## Short exercise:
Go through the records line by line and work out how many lines hold the word "right". Answer with the number only.
========
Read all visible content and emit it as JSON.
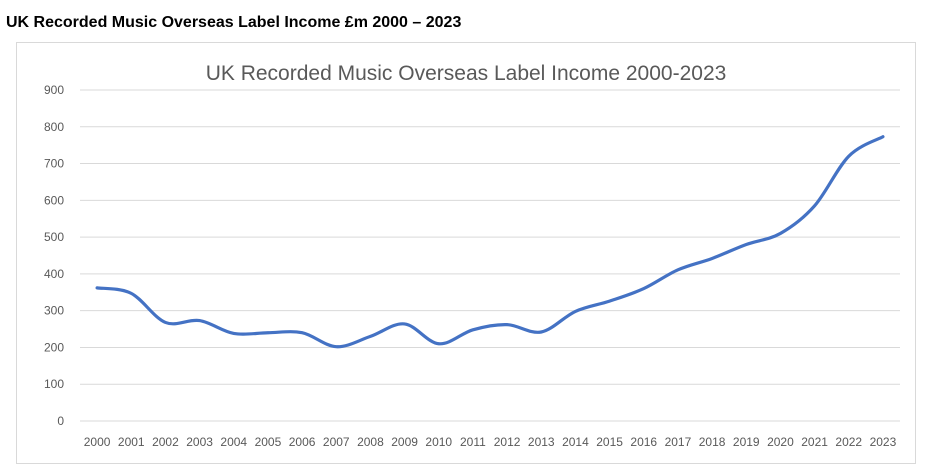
{
  "heading": "UK Recorded Music Overseas Label Income £m 2000 – 2023",
  "chart_data": {
    "type": "line",
    "title": "UK Recorded Music Overseas Label Income 2000-2023",
    "xlabel": "",
    "ylabel": "",
    "x": [
      "2000",
      "2001",
      "2002",
      "2003",
      "2004",
      "2005",
      "2006",
      "2007",
      "2008",
      "2009",
      "2010",
      "2011",
      "2012",
      "2013",
      "2014",
      "2015",
      "2016",
      "2017",
      "2018",
      "2019",
      "2020",
      "2021",
      "2022",
      "2023"
    ],
    "series": [
      {
        "values": [
          362,
          347,
          268,
          273,
          238,
          240,
          240,
          202,
          230,
          264,
          210,
          248,
          262,
          242,
          298,
          326,
          360,
          411,
          442,
          480,
          510,
          585,
          720,
          773
        ]
      }
    ],
    "ylim": [
      0,
      900
    ],
    "yticks": [
      0,
      100,
      200,
      300,
      400,
      500,
      600,
      700,
      800,
      900
    ],
    "grid": true,
    "legend": "none",
    "line_color": "#4472c4",
    "grid_color": "#d9d9d9"
  }
}
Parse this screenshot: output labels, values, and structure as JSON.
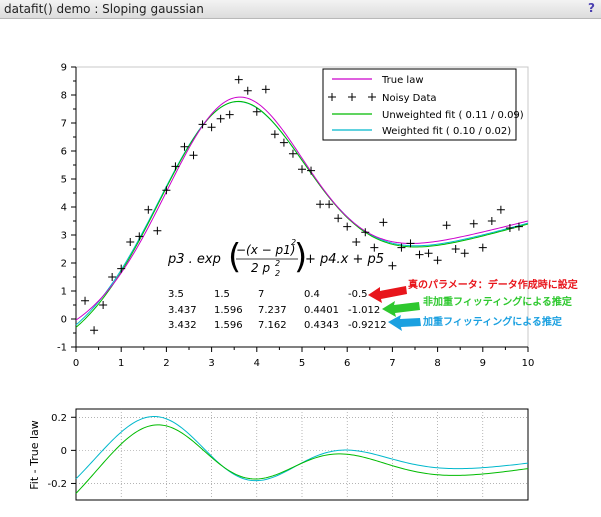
{
  "window": {
    "title": "datafit() demo : Sloping gaussian",
    "help_glyph": "?"
  },
  "colors": {
    "true_law": "#cc00cc",
    "unweighted": "#00bb00",
    "weighted": "#00b8cc",
    "noisy": "#000000",
    "arrow_red": "#e8151b",
    "arrow_green": "#2ec82e",
    "arrow_blue": "#1aa0e0"
  },
  "chart_data": [
    {
      "type": "line",
      "xlim": [
        0,
        10
      ],
      "ylim": [
        -1,
        9
      ],
      "x_ticks": [
        "0",
        "1",
        "2",
        "3",
        "4",
        "5",
        "6",
        "7",
        "8",
        "9",
        "10"
      ],
      "y_ticks": [
        "-1",
        "0",
        "1",
        "2",
        "3",
        "4",
        "5",
        "6",
        "7",
        "8",
        "9"
      ],
      "grid": false,
      "legend_position": "top-right",
      "series": [
        {
          "name": "True law",
          "kind": "line",
          "color": "#cc00cc",
          "params": [
            3.5,
            1.5,
            7,
            0.4,
            -0.5
          ]
        },
        {
          "name": "Noisy Data",
          "kind": "markers",
          "marker": "+",
          "points": [
            [
              0.2,
              0.65
            ],
            [
              0.4,
              -0.4
            ],
            [
              0.6,
              0.5
            ],
            [
              0.8,
              1.5
            ],
            [
              1.0,
              1.8
            ],
            [
              1.2,
              2.75
            ],
            [
              1.4,
              2.95
            ],
            [
              1.6,
              3.9
            ],
            [
              1.8,
              3.15
            ],
            [
              2.0,
              4.6
            ],
            [
              2.2,
              5.45
            ],
            [
              2.4,
              6.15
            ],
            [
              2.6,
              5.85
            ],
            [
              2.8,
              6.95
            ],
            [
              3.0,
              6.85
            ],
            [
              3.2,
              7.15
            ],
            [
              3.4,
              7.3
            ],
            [
              3.6,
              8.55
            ],
            [
              3.8,
              8.15
            ],
            [
              4.0,
              7.4
            ],
            [
              4.2,
              8.2
            ],
            [
              4.4,
              6.6
            ],
            [
              4.6,
              6.3
            ],
            [
              4.8,
              5.9
            ],
            [
              5.0,
              5.35
            ],
            [
              5.2,
              5.3
            ],
            [
              5.4,
              4.1
            ],
            [
              5.6,
              4.1
            ],
            [
              5.8,
              3.6
            ],
            [
              6.0,
              3.3
            ],
            [
              6.2,
              2.75
            ],
            [
              6.4,
              3.1
            ],
            [
              6.6,
              2.55
            ],
            [
              6.8,
              3.45
            ],
            [
              7.0,
              1.9
            ],
            [
              7.2,
              2.55
            ],
            [
              7.4,
              2.7
            ],
            [
              7.6,
              2.3
            ],
            [
              7.8,
              2.35
            ],
            [
              8.0,
              2.1
            ],
            [
              8.2,
              3.35
            ],
            [
              8.4,
              2.5
            ],
            [
              8.6,
              2.35
            ],
            [
              8.8,
              3.4
            ],
            [
              9.0,
              2.55
            ],
            [
              9.2,
              3.5
            ],
            [
              9.4,
              3.9
            ],
            [
              9.6,
              3.25
            ],
            [
              9.8,
              3.3
            ]
          ]
        },
        {
          "name": "Unweighted fit ( 0.11 / 0.09)",
          "kind": "line",
          "color": "#00bb00",
          "params": [
            3.437,
            1.596,
            7.237,
            0.4401,
            -1.012
          ]
        },
        {
          "name": "Weighted fit ( 0.10 / 0.02)",
          "kind": "line",
          "color": "#00b8cc",
          "params": [
            3.432,
            1.596,
            7.162,
            0.4343,
            -0.9212
          ]
        }
      ],
      "formula": {
        "p3_exp": "p3 . exp",
        "numerator": "−(x − p1)",
        "num_exp": "2",
        "denominator": "2 p",
        "den_sub": "2",
        "den_exp": "2",
        "tail": "+ p4.x + p5"
      },
      "parameter_table": [
        [
          "3.5",
          "1.5",
          "7",
          "0.4",
          "-0.5"
        ],
        [
          "3.437",
          "1.596",
          "7.237",
          "0.4401",
          "-1.012"
        ],
        [
          "3.432",
          "1.596",
          "7.162",
          "0.4343",
          "-0.9212"
        ]
      ],
      "annotations": [
        "真のパラメータ：データ作成時に設定",
        "非加重フィッティングによる推定",
        "加重フィッティングによる推定"
      ]
    },
    {
      "type": "line",
      "xlim": [
        0,
        10
      ],
      "ylim": [
        -0.3,
        0.25
      ],
      "y_ticks": [
        "0.2",
        "0",
        "-0.2"
      ],
      "ylabel": "Fit - True law",
      "grid": true
    }
  ]
}
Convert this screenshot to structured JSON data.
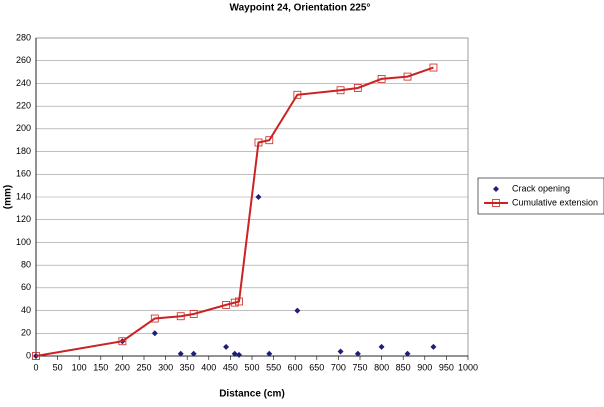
{
  "chart_data": {
    "type": "scatter",
    "title": "Waypoint 24, Orientation 225°",
    "x_label": "Distance (cm)",
    "y_label": "(mm)",
    "x": [
      0,
      200,
      275,
      335,
      365,
      440,
      460,
      470,
      515,
      540,
      605,
      705,
      745,
      800,
      860,
      920
    ],
    "series": [
      {
        "name": "Crack opening",
        "type": "scatter",
        "color": "#1f1f7a",
        "values": [
          0,
          13,
          20,
          2,
          2,
          8,
          2,
          1,
          140,
          2,
          40,
          4,
          2,
          8,
          2,
          8
        ]
      },
      {
        "name": "Cumulative extension",
        "type": "line",
        "color": "#cc2222",
        "values": [
          0,
          13,
          33,
          35,
          37,
          45,
          47,
          48,
          188,
          190,
          230,
          234,
          236,
          244,
          246,
          254
        ]
      }
    ],
    "xlim": [
      0,
      1000
    ],
    "xticks": [
      0,
      50,
      100,
      150,
      200,
      250,
      300,
      350,
      400,
      450,
      500,
      550,
      600,
      650,
      700,
      750,
      800,
      850,
      900,
      950,
      1000
    ],
    "ylim": [
      0,
      280
    ],
    "yticks": [
      0,
      20,
      40,
      60,
      80,
      100,
      120,
      140,
      160,
      180,
      200,
      220,
      240,
      260,
      280
    ],
    "grid": true,
    "legend": "right"
  }
}
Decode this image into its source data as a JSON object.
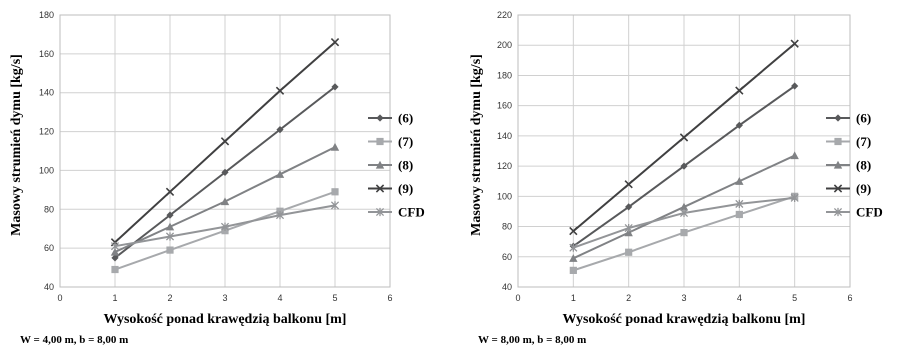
{
  "chart_data": [
    {
      "type": "line",
      "caption": "W = 4,00 m, b =  8,00 m",
      "xlabel": "Wysokość ponad krawędzią balkonu [m]",
      "ylabel": "Masowy strumień dymu [kg/s]",
      "xlim": [
        0,
        6
      ],
      "ylim": [
        40,
        180
      ],
      "xticks": [
        0,
        1,
        2,
        3,
        4,
        5,
        6
      ],
      "yticks": [
        40,
        60,
        80,
        100,
        120,
        140,
        160,
        180
      ],
      "grid": true,
      "legend": "right",
      "x": [
        1,
        2,
        3,
        4,
        5
      ],
      "series": [
        {
          "name": "(6)",
          "color": "#58595b",
          "marker": "diamond",
          "values": [
            55,
            77,
            99,
            121,
            143
          ]
        },
        {
          "name": "(7)",
          "color": "#a7a9ac",
          "marker": "square",
          "values": [
            49,
            59,
            69,
            79,
            89
          ]
        },
        {
          "name": "(8)",
          "color": "#808285",
          "marker": "triangle",
          "values": [
            58,
            71,
            84,
            98,
            112
          ]
        },
        {
          "name": "(9)",
          "color": "#404041",
          "marker": "x",
          "values": [
            63,
            89,
            115,
            141,
            166
          ]
        },
        {
          "name": "CFD",
          "color": "#939598",
          "marker": "star",
          "values": [
            61,
            66,
            71,
            77,
            82
          ]
        }
      ]
    },
    {
      "type": "line",
      "caption": "W = 8,00 m, b = 8,00 m",
      "xlabel": "Wysokość ponad krawędzią balkonu [m]",
      "ylabel": "Masowy strumień dymu [kg/s]",
      "xlim": [
        0,
        6
      ],
      "ylim": [
        40,
        220
      ],
      "xticks": [
        0,
        1,
        2,
        3,
        4,
        5,
        6
      ],
      "yticks": [
        40,
        60,
        80,
        100,
        120,
        140,
        160,
        180,
        200,
        220
      ],
      "grid": true,
      "legend": "right",
      "x": [
        1,
        2,
        3,
        4,
        5
      ],
      "series": [
        {
          "name": "(6)",
          "color": "#58595b",
          "marker": "diamond",
          "values": [
            67,
            93,
            120,
            147,
            173
          ]
        },
        {
          "name": "(7)",
          "color": "#a7a9ac",
          "marker": "square",
          "values": [
            51,
            63,
            76,
            88,
            100
          ]
        },
        {
          "name": "(8)",
          "color": "#808285",
          "marker": "triangle",
          "values": [
            59,
            76,
            93,
            110,
            127
          ]
        },
        {
          "name": "(9)",
          "color": "#404041",
          "marker": "x",
          "values": [
            77,
            108,
            139,
            170,
            201
          ]
        },
        {
          "name": "CFD",
          "color": "#939598",
          "marker": "star",
          "values": [
            66,
            79,
            89,
            95,
            99
          ]
        }
      ]
    }
  ]
}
========
## Full output:
4